_PROBLEM:_ List each line of the data that holds the string "Opaque".
#### TASK INPUT ####
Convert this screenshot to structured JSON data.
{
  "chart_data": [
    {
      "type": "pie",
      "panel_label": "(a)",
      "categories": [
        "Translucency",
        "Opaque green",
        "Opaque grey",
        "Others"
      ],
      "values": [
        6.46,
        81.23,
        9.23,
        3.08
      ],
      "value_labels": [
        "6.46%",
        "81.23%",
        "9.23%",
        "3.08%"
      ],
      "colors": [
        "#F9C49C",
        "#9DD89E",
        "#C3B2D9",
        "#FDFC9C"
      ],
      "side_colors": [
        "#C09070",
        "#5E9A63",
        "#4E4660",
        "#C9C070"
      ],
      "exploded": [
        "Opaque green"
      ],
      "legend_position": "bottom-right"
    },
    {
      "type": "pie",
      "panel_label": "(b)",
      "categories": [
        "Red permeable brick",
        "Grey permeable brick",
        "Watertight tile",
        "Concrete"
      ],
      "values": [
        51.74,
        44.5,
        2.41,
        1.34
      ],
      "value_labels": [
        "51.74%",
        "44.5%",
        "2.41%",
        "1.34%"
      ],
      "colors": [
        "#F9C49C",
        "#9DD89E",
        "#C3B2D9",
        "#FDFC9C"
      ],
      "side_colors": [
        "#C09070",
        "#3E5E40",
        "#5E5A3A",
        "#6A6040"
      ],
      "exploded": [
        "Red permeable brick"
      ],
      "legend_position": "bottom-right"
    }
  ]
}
####
_WRITTEN REPLY:_
        "Opaque green",
        "Opaque grey",
        "Opaque green"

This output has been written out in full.